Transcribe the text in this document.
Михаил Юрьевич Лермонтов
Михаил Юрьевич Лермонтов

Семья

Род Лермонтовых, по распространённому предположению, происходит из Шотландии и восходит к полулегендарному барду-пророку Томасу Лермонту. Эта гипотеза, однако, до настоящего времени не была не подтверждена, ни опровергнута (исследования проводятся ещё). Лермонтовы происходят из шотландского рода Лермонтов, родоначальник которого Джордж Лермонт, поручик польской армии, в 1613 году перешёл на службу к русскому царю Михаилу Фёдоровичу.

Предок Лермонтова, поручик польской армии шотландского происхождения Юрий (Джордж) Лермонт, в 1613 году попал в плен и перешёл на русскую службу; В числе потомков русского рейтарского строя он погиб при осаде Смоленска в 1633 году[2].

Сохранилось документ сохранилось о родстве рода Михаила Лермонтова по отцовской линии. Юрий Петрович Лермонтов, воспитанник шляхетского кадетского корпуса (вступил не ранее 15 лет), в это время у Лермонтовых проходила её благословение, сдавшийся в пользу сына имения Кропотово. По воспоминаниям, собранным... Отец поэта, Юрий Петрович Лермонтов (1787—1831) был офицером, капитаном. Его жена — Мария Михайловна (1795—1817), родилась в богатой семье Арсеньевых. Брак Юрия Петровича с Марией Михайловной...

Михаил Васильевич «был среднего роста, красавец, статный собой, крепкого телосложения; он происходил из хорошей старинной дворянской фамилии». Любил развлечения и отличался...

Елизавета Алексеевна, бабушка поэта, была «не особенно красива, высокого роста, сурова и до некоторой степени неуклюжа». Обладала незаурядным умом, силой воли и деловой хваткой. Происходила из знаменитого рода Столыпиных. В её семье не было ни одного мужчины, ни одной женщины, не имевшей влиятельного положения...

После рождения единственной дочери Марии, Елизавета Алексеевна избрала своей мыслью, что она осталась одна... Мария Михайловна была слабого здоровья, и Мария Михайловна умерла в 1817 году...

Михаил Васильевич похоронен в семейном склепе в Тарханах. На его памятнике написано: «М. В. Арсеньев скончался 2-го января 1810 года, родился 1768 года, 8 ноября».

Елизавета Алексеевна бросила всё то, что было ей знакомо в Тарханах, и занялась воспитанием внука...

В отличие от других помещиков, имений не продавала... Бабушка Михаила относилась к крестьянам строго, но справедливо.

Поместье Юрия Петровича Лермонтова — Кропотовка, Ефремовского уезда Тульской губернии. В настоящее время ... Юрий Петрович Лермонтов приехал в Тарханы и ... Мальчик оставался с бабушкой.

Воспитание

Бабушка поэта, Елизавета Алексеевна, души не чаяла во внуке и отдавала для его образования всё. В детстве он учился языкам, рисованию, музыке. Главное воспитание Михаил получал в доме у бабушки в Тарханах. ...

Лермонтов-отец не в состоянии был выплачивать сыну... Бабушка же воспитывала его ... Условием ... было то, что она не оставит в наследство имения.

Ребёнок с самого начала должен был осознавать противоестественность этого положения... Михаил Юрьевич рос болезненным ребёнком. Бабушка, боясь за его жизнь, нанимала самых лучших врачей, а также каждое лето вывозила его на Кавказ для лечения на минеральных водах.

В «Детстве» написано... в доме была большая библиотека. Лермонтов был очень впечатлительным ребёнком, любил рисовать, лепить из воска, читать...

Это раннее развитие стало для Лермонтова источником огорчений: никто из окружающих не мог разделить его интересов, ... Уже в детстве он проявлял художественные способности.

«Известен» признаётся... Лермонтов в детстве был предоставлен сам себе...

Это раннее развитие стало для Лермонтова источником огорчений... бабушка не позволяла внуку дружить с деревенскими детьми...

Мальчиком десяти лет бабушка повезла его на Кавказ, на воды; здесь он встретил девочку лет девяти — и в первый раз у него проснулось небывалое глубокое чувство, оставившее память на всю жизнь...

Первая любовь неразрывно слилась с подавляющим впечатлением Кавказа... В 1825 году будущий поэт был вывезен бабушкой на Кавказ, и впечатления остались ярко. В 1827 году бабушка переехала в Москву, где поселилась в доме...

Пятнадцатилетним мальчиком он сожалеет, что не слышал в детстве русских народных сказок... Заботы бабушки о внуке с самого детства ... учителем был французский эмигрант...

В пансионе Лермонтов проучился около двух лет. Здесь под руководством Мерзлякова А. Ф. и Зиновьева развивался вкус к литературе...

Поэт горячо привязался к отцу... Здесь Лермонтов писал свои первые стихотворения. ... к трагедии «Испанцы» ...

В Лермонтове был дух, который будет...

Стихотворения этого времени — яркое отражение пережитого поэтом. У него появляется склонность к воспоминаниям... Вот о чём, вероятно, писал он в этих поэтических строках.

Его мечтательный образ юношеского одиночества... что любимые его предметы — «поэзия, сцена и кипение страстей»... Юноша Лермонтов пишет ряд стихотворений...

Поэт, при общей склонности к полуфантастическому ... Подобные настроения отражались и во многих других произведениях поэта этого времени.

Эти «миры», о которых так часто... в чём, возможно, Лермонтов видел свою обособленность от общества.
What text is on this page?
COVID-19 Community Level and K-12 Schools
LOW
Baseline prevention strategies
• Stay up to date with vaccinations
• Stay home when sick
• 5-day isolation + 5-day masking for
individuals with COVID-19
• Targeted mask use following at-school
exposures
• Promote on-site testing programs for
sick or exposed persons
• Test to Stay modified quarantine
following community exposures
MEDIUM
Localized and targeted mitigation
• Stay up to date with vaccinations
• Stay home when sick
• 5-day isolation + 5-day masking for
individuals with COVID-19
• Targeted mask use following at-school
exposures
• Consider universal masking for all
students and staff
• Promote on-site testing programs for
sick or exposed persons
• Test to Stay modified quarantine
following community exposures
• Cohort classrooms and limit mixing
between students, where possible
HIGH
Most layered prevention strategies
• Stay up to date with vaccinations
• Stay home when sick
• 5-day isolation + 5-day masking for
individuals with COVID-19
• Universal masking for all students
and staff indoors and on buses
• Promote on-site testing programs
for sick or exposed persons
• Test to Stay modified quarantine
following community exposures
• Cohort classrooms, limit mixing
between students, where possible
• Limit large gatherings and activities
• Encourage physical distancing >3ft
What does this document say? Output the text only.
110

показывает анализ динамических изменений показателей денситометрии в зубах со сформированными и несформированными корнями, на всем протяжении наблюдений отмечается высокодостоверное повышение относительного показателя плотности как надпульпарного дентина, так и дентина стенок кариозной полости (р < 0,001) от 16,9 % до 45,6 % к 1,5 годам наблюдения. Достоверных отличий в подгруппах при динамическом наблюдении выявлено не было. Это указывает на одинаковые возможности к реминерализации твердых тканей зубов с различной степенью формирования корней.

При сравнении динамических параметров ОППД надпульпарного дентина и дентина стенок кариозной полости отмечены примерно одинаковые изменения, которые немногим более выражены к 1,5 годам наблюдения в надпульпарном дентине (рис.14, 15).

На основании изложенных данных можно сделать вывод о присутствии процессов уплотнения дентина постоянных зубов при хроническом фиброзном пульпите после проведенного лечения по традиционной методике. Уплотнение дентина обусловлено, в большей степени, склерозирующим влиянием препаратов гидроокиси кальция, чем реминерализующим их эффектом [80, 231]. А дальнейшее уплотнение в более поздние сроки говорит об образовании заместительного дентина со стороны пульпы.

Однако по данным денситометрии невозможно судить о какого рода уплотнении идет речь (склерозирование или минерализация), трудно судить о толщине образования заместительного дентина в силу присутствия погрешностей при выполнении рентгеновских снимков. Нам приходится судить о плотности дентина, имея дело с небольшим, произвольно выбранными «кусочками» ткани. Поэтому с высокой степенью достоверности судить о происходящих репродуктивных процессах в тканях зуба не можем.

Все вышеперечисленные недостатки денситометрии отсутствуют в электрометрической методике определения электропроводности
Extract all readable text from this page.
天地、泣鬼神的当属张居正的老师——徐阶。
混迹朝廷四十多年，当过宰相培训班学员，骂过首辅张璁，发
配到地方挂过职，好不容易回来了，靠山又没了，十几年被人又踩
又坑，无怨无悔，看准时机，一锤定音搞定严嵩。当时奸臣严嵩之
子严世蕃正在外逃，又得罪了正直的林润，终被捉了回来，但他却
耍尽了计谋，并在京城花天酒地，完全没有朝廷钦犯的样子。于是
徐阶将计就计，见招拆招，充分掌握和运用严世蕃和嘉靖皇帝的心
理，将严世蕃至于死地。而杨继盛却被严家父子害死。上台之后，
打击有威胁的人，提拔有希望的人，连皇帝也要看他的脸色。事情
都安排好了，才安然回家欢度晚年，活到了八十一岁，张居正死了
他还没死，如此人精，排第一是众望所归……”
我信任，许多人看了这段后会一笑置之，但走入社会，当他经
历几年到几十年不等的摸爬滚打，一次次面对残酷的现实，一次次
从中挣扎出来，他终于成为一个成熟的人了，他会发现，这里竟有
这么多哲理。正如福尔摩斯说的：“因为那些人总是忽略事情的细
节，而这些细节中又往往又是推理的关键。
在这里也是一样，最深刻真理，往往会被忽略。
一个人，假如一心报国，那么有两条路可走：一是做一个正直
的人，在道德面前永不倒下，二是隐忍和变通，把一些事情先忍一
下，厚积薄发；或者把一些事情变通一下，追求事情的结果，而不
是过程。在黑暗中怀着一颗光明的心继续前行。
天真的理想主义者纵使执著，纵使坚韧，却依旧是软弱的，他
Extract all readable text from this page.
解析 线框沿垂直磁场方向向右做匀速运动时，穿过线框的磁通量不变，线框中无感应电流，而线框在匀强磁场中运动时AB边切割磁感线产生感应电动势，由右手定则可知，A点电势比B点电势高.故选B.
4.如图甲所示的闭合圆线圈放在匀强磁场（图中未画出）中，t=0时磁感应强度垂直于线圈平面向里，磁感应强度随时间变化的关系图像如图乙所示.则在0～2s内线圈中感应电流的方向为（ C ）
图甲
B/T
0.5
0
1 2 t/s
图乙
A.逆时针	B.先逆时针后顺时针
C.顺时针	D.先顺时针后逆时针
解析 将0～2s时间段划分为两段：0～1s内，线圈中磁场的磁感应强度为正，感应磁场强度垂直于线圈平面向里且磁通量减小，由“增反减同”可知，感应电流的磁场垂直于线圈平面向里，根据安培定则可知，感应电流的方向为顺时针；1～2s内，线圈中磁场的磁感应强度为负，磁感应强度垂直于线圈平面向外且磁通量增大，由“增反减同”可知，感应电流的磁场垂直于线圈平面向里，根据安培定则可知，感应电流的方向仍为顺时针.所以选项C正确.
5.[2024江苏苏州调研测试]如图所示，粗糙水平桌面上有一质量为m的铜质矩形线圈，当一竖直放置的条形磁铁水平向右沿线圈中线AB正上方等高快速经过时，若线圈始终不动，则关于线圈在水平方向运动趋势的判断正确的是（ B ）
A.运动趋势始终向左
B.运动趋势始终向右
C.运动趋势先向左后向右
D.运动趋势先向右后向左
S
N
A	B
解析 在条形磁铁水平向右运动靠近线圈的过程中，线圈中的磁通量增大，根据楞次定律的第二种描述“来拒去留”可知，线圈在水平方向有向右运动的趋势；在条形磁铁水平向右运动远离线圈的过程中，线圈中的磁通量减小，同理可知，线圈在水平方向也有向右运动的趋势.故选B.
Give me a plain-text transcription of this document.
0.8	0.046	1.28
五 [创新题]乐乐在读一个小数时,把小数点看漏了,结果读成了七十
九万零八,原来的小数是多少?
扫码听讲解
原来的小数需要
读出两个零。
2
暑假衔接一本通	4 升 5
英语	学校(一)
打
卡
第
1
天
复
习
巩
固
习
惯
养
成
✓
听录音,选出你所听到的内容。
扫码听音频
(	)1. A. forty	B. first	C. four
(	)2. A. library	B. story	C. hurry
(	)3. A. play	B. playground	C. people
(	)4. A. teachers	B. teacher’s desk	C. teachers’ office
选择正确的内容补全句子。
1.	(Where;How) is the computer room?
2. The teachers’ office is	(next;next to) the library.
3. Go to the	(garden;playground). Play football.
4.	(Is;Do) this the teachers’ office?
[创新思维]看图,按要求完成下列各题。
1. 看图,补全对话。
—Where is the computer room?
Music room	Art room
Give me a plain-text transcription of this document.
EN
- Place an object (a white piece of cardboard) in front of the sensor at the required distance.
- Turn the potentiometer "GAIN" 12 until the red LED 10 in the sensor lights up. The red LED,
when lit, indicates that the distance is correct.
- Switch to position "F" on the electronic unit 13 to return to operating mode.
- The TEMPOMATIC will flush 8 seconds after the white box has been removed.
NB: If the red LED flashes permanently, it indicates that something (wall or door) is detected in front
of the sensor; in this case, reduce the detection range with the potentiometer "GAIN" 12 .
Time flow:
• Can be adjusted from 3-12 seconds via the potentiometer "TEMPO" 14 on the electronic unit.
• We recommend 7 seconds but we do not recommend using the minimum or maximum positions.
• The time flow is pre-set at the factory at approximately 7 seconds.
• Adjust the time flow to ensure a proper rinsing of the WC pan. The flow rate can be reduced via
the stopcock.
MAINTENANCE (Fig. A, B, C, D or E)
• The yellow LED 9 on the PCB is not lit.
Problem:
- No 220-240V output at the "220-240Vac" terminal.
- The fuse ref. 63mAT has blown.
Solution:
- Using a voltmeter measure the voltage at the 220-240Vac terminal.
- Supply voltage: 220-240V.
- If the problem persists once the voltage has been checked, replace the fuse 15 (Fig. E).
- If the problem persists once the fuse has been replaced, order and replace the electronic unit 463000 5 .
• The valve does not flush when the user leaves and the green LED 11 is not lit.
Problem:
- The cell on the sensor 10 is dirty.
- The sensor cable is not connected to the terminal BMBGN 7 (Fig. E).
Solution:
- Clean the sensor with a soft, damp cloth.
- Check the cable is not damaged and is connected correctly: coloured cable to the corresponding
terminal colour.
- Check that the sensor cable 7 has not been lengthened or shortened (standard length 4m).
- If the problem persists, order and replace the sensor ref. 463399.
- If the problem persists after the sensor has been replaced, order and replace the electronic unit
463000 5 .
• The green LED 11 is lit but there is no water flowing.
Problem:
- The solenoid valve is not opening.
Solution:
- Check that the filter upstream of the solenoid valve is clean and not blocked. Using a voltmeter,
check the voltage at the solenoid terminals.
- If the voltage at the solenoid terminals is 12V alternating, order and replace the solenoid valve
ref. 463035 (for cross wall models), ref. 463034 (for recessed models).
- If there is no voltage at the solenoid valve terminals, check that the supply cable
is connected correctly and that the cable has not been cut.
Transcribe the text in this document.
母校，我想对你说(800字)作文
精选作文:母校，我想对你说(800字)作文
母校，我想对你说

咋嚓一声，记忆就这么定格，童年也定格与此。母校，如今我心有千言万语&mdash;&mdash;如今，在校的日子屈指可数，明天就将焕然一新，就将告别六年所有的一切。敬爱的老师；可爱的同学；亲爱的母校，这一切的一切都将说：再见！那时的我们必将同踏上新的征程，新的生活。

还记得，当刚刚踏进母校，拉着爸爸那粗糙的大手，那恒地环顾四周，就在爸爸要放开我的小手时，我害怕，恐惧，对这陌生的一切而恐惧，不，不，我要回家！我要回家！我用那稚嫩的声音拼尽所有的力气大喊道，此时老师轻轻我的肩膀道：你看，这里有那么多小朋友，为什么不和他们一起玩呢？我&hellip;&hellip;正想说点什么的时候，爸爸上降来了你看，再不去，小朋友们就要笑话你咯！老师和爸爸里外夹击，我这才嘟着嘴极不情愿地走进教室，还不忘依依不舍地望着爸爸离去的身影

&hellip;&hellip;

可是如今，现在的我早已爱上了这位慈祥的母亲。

——

- _What you have to do_
Read the lines above. Gather those in which the string "that" is found.

- _Response to the task_
when lit, indicates that the distance is correct.
NB: If the red LED flashes permanently, it indicates that something (wall or door) is detected in front
- Check that the sensor cable 7 has not been lengthened or shortened (standard length 4m).
- Check that the filter upstream of the solenoid valve is clean and not blocked. Using a voltmeter,
- If there is no voltage at the solenoid valve terminals, check that the supply cable
is connected correctly and that the cable has not been cut.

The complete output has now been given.